Drop the pictures, then extract the listing word for word.

[BEGIN DATA IN THIS EXERCISE]

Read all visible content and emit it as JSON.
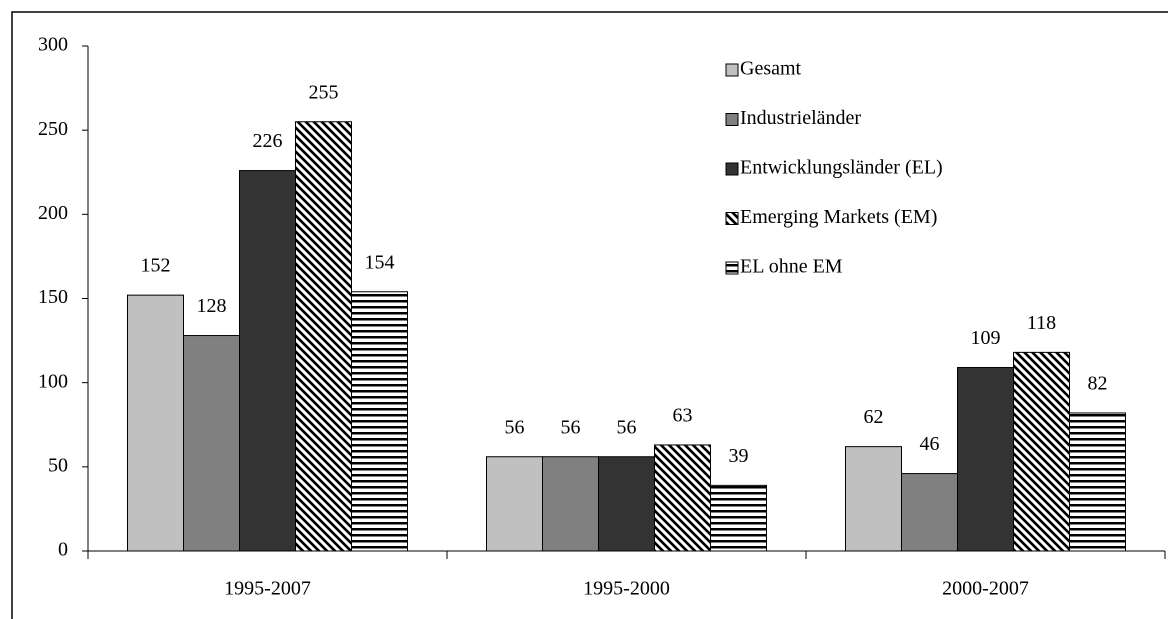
{
  "chart_data": {
    "type": "bar",
    "categories": [
      "1995-2007",
      "1995-2000",
      "2000-2007"
    ],
    "series": [
      {
        "name": "Gesamt",
        "color": "#c0c0c0",
        "pattern": "solid",
        "values": [
          152,
          56,
          62
        ]
      },
      {
        "name": "Industrieländer",
        "color": "#808080",
        "pattern": "solid",
        "values": [
          128,
          56,
          46
        ]
      },
      {
        "name": "Entwicklungsländer (EL)",
        "color": "#333333",
        "pattern": "solid",
        "values": [
          226,
          56,
          109
        ]
      },
      {
        "name": "Emerging Markets (EM)",
        "color": "#000000",
        "pattern": "diagonal",
        "values": [
          255,
          63,
          118
        ]
      },
      {
        "name": "EL ohne EM",
        "color": "#000000",
        "pattern": "horizontal",
        "values": [
          154,
          39,
          82
        ]
      }
    ],
    "ylim": [
      0,
      300
    ],
    "yticks": [
      0,
      50,
      100,
      150,
      200,
      250,
      300
    ],
    "grid": false,
    "legend": "top-right"
  }
}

[END DATA IN THIS EXERCISE]

**ANSWER TO THE PROBLEM**.
Read all visible content and emit it as JSON.
{
  "chart_data": {
    "type": "bar",
    "categories": [
      "1995-2007",
      "1995-2000",
      "2000-2007"
    ],
    "series": [
      {
        "name": "Gesamt",
        "color": "#c0c0c0",
        "pattern": "solid",
        "values": [
          152,
          56,
          62
        ]
      },
      {
        "name": "Industrieländer",
        "color": "#808080",
        "pattern": "solid",
        "values": [
          128,
          56,
          46
        ]
      },
      {
        "name": "Entwicklungsländer (EL)",
        "color": "#333333",
        "pattern": "solid",
        "values": [
          226,
          56,
          109
        ]
      },
      {
        "name": "Emerging Markets (EM)",
        "color": "#000000",
        "pattern": "diagonal",
        "values": [
          255,
          63,
          118
        ]
      },
      {
        "name": "EL ohne EM",
        "color": "#000000",
        "pattern": "horizontal",
        "values": [
          154,
          39,
          82
        ]
      }
    ],
    "ylim": [
      0,
      300
    ],
    "yticks": [
      0,
      50,
      100,
      150,
      200,
      250,
      300
    ],
    "grid": false,
    "legend": "top-right"
  }
}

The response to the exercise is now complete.